Extract every line that contains the word "Name".

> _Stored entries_

**********

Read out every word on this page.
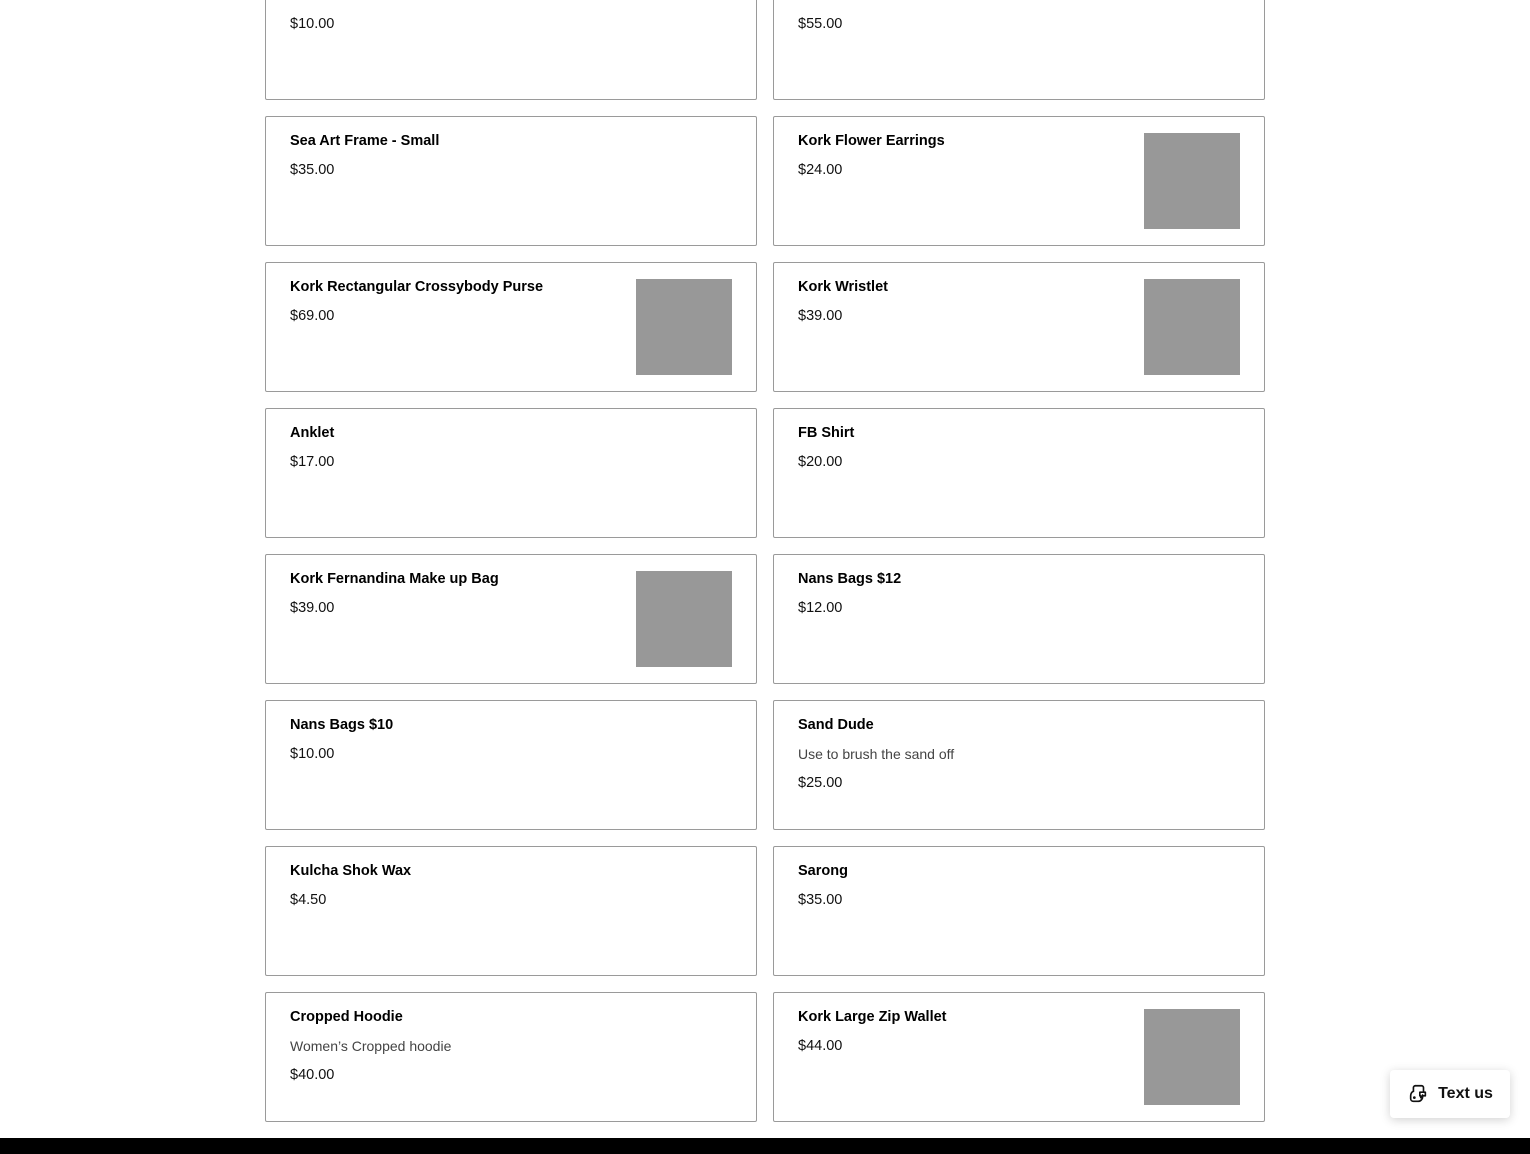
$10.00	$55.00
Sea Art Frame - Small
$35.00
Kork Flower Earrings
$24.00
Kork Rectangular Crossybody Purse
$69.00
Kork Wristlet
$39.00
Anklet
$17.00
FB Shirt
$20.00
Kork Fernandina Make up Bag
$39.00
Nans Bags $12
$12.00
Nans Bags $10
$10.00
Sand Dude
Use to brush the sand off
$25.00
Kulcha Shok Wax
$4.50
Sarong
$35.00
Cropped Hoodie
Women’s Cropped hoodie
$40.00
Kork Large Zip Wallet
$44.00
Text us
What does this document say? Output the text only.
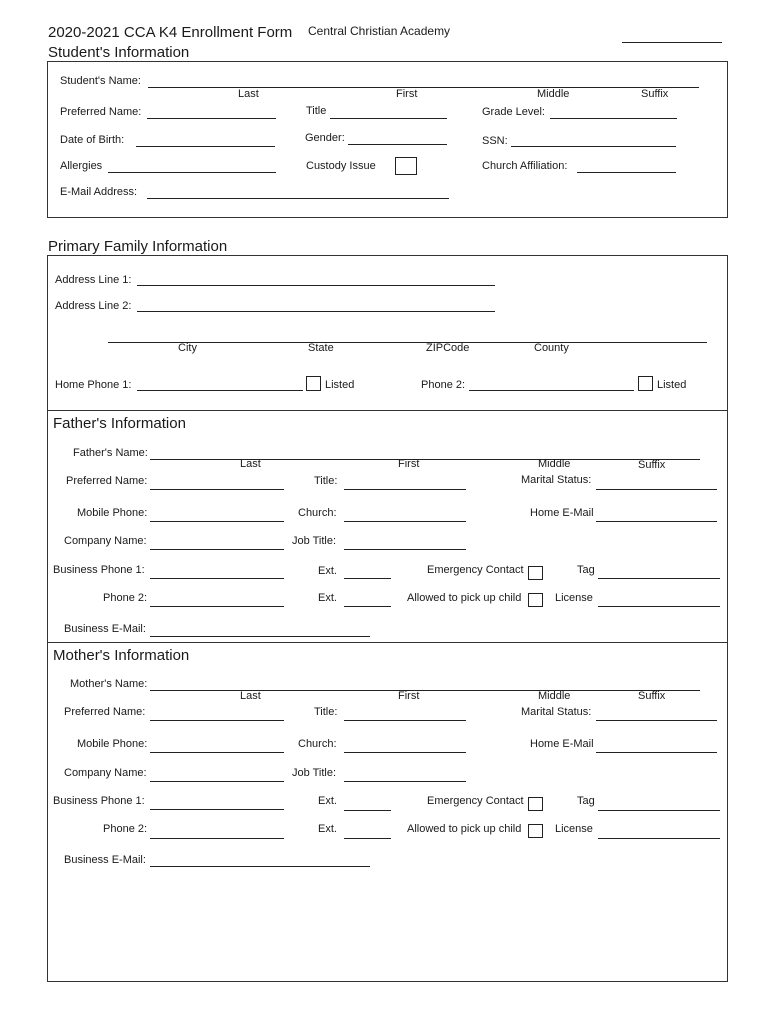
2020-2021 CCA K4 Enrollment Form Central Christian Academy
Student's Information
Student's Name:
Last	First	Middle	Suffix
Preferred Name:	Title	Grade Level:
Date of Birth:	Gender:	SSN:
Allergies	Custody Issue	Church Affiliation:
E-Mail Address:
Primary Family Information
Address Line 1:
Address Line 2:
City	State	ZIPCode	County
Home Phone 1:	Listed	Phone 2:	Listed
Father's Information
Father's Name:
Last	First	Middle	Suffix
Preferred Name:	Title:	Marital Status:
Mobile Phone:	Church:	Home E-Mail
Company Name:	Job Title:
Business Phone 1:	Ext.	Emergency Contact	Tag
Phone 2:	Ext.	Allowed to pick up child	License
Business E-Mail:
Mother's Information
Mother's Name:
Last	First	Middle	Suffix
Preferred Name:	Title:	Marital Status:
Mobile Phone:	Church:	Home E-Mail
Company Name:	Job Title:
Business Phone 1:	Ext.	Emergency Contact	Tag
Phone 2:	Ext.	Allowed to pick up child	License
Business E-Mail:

**********

> _The reply_
Student's Name:
Preferred Name:	Title	Grade Level:
Father's Name:
Preferred Name:	Title:	Marital Status:
Company Name:	Job Title:
Mother's Name:
Preferred Name:	Title:	Marital Status:
Company Name:	Job Title:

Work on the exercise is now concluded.